EXERCISE INSTRUCTIONS —
A - In the paper on enhancing inscription images, how much does the proposed method raise the OCR system's word recognition accuracy?
B - Go on with the paper on enhancing inscription images, starting after its last sentence.

EXTRACT —

####################

Abstract

This paper addresses the problems encountered during digitization and preservation of inscriptions such as perspective distortion and minimal distinction between foreground and background. In general inscriptions possess neither standard size and shape nor colour difference between the foreground and background. Hence the existing methods like variance based extraction and Fast ICA based analysis fail to extract text from these inscription images. Natural gradient flexible ICA (NGFICA) is a suitable method for separating signals from a mixture of highly correlated signals, as it minimizes the dependency among the signals by considering the slope of the signal at each point. We propose an NGFICA based enhancement of inscription images. The proposed method improves word and character recognition accuracies of the OCR system by 65.3% (from 10.1% to 75.4%) and 54.3% (from 32.4% to 86.7%), respectively.

1. Introduction

A significant amount of research has been carried out in the direction of reading inscriptions from monuments around the world. Several methods have been proposed for detection of text, localization and extraction of text from images of inscriptions [1, 2]. But, the problem of text extraction intensifies when the difference in the text (foreground) and the background is very marginal, the background is textured, or the background and foreground are similar. Such is the case of camera-held images of inscriptions at the sites of historical monuments. Figure 1 shows an image of inscription found in world heritage site “Hampi.” These inscriptions are generally found engraved into/projected out from, stone, or other durable materials. However, due to effects of uncontrolled illuminations, wrapping, multilingual text, minimal difference between foreground and background images, and the distortion due to perspective projection as well as the complexity of image background, extracting text from these images is a challenging problem.

The commercially available Optical Character Recognition (OCR) has very poor recognition accuracy of images of the inscriptions on monuments. The images of English inscriptions from the monuments were passed through the commercial OCR for text extraction, but the OCR failed to recognize these images. These images can be recognized by OCR only after proper enhancement. Fast ICA [3] based enhancement method has given good results for inscription images with a reasonable colour difference between text and the background. Most of the ancient inscriptions do not have such reasonable colour distinction between the two regions. Therefore to digitize such inscriptions we have to enhance the difference between the two regions. This paper proposes a method to enhance the minimal difference between text and nontext regions of such inscription images.

####################

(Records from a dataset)

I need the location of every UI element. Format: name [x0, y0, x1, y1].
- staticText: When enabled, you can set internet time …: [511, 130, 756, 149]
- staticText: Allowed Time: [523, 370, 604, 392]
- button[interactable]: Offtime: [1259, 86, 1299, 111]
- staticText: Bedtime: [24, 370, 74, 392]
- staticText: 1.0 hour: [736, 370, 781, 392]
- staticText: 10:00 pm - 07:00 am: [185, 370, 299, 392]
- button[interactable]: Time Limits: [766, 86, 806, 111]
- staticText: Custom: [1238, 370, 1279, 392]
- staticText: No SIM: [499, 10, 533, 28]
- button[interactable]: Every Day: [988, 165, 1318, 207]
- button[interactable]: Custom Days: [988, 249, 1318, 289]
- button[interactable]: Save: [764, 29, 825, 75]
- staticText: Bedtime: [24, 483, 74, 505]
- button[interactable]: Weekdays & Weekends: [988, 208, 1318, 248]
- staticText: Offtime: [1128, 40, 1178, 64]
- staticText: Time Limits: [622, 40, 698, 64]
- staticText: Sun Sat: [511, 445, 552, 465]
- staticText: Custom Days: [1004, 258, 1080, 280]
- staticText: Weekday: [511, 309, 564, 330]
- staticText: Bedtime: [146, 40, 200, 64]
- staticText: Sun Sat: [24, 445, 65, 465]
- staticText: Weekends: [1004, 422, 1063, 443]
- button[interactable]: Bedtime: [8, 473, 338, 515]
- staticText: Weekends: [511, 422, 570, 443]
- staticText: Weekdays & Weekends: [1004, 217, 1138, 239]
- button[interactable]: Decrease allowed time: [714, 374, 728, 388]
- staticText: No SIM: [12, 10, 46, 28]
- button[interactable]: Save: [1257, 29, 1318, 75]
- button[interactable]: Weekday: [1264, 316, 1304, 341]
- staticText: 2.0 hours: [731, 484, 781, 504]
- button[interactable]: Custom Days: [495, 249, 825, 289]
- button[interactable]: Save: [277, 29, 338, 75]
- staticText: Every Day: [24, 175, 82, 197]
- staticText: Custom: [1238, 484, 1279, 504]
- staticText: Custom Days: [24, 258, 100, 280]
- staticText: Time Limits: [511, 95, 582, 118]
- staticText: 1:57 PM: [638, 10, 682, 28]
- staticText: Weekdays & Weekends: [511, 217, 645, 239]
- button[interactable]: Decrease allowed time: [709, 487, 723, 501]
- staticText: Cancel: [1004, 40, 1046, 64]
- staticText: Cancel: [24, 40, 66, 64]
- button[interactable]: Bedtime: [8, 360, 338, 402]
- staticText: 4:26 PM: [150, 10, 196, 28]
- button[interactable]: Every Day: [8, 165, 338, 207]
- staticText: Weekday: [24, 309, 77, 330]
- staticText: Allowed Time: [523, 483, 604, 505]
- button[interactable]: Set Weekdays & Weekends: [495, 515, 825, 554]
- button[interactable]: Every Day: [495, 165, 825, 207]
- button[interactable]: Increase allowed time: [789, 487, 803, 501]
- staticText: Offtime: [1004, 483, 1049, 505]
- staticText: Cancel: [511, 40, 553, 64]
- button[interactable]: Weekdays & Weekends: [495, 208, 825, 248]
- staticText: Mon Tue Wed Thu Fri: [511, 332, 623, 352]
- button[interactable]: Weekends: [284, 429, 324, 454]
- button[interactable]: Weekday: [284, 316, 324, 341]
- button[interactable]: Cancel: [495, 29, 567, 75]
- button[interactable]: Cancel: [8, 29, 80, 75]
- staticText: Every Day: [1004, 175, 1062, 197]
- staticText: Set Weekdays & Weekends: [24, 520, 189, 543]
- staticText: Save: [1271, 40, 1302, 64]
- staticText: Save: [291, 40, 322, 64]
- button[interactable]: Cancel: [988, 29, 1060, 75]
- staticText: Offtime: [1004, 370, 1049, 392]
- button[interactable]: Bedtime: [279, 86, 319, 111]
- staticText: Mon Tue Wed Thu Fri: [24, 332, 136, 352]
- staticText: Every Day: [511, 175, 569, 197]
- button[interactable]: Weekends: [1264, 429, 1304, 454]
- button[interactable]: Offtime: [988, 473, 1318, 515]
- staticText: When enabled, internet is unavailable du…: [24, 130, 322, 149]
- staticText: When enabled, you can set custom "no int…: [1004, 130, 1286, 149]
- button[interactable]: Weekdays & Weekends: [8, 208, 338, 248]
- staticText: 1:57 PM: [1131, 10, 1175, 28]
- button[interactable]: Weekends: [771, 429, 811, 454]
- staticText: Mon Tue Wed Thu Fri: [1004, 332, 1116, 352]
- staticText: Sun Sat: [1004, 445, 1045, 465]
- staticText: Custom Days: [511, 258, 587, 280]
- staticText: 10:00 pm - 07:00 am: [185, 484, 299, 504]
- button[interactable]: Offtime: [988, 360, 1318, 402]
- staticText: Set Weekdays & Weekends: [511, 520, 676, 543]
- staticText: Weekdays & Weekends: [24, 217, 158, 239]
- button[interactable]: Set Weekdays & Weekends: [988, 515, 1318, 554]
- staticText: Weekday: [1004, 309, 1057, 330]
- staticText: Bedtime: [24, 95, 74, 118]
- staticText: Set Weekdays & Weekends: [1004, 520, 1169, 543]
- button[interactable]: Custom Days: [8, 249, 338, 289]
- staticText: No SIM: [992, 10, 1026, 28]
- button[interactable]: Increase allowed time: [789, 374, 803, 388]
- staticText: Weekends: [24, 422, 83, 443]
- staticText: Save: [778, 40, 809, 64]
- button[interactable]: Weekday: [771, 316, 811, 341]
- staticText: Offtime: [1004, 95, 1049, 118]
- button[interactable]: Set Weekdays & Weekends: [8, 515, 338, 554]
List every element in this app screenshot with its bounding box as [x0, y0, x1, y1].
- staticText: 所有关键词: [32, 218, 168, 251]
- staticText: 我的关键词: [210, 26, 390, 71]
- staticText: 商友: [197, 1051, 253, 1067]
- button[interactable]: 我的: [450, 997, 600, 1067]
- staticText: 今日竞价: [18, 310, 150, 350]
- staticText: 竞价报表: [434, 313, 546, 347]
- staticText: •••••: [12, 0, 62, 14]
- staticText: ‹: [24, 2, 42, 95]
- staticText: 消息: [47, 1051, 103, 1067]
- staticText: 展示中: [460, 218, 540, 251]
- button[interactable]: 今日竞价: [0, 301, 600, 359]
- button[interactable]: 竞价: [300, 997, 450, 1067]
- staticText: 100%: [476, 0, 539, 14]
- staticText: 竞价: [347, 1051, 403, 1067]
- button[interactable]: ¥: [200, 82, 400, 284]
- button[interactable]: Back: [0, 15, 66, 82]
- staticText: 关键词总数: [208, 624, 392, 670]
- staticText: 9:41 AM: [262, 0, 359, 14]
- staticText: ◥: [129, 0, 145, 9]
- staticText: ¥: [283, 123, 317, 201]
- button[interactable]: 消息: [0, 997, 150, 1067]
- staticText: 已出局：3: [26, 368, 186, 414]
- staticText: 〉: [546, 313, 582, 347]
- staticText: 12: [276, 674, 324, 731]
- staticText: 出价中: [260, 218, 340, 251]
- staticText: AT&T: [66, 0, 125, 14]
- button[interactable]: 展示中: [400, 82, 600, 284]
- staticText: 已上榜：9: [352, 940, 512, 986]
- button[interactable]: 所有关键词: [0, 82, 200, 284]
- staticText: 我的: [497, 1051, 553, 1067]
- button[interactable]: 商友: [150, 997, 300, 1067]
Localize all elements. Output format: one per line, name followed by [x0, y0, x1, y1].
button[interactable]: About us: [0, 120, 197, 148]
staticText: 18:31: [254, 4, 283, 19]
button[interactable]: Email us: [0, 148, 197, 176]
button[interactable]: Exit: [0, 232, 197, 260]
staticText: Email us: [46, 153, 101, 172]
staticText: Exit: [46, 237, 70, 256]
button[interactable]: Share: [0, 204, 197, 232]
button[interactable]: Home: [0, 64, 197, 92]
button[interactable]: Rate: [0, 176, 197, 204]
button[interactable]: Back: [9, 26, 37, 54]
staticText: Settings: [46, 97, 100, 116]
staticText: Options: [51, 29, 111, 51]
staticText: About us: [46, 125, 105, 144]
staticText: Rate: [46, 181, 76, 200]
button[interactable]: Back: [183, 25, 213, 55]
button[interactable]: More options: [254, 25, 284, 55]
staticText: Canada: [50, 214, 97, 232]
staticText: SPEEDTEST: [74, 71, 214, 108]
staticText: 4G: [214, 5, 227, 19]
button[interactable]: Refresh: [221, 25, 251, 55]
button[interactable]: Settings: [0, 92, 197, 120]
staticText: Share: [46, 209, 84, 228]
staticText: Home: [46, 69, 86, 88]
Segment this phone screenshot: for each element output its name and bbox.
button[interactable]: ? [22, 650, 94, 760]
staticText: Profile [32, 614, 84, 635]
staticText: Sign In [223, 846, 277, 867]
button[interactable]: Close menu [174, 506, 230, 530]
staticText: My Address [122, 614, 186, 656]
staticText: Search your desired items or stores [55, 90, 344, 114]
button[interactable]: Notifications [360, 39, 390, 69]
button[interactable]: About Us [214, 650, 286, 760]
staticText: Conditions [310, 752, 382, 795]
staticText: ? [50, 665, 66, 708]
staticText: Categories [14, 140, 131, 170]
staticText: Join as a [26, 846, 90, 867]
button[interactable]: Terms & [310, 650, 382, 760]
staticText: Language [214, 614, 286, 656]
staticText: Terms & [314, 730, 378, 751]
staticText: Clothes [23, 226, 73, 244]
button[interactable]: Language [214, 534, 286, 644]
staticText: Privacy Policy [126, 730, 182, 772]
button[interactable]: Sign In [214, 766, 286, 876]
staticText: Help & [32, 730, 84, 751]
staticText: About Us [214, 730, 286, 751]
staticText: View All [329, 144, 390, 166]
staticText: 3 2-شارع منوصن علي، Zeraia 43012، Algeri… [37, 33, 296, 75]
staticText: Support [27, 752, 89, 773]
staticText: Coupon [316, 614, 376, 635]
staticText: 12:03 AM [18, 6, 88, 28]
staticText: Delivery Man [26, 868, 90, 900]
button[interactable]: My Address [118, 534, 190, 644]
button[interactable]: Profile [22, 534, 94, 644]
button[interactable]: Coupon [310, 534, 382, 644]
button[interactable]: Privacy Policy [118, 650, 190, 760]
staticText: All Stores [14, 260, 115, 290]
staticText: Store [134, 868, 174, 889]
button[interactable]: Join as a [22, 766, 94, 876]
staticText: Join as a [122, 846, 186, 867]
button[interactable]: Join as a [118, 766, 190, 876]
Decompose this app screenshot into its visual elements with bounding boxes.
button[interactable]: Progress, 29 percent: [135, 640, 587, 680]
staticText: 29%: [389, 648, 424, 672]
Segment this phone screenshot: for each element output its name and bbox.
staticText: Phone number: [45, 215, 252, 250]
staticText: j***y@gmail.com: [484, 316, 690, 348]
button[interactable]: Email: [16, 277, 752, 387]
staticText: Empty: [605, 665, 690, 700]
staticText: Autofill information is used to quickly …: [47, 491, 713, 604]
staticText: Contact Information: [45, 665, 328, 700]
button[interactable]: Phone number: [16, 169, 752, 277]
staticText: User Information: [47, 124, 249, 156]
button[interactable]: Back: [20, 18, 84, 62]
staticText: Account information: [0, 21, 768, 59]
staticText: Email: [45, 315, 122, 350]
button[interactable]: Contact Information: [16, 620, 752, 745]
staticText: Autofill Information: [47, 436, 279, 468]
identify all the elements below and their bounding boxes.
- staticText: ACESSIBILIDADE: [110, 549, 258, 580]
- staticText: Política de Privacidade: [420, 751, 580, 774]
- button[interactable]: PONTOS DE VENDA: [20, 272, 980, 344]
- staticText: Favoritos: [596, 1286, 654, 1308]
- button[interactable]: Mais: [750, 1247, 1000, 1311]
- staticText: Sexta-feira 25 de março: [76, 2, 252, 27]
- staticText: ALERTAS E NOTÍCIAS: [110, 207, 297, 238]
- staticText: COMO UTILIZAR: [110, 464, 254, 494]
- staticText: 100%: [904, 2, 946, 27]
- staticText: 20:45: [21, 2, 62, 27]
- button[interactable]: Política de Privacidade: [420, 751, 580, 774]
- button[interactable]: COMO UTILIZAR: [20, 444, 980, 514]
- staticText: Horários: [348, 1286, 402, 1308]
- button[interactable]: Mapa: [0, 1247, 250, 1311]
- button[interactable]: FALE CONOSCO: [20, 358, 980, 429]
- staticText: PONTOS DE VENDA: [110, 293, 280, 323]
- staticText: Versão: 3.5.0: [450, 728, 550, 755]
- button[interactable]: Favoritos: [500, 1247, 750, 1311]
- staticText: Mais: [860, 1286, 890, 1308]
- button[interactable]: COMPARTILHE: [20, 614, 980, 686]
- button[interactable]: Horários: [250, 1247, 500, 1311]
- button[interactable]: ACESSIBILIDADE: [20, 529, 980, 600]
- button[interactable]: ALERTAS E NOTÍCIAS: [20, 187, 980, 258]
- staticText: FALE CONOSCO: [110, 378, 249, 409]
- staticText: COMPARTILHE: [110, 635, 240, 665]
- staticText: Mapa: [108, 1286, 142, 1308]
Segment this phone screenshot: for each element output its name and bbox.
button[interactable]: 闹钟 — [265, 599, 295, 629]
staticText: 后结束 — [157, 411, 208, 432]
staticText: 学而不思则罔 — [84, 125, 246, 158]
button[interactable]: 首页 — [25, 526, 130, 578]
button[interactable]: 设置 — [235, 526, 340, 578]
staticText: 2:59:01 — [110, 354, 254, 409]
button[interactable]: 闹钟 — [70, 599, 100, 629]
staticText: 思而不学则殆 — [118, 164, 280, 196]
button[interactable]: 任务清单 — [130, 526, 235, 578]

####################

RESPONSES PER TASK —
A - It raises it by 65.3%, from 10.1% to 75.4%.

B -
Natural gradient-based flexible ICA (NGFICA) has been extensively used in separating highly correlated signals [4] as it minimizes dependency among the different signals present in the source signal using gradient descent optimization approach. For minimizing the dependency among the foreground and background of historical inscription images, we used NGFICA for obtaining independent components of the images. This paper presents a novel enhancement technique to separate the text part of the inscription image by processing NGFICA output of inscription image.

Text extraction from document images has been of interest for the research community over a decade, but there has been very few work done in digitizing inscription images of historical monuments. High contrast edges between text and background are obtained using the red color component in the approach by Agnihotri and Dimitrova [5]. In [6], the “uniform color” blocks within the high contrast video frames are selected to correctly extract text regions. Kim et al. [7] used 64 clustered color channels for text detection where cluster colors are based on Euclidean distance in the RGB space. The method based on variance by Babu et al. [8] makes use of the variance in the text and nontext regions. The variance is high at the text edges and vice versa. Variance method to extract the text as in [8] did not prove successful due to blurred edges of text and minimum distinction between text and nontext regions. The text in inscription images does not consist of a uniform color, and there is low contrast between text and background thus making the use of [6] unsuitable. Simple edge-based approaches [9] are also considered useful to identify regions with high edge density and strength. This method performs well if there is no complex background, but the inscription images have complex background, thus these methods cannot be used directly.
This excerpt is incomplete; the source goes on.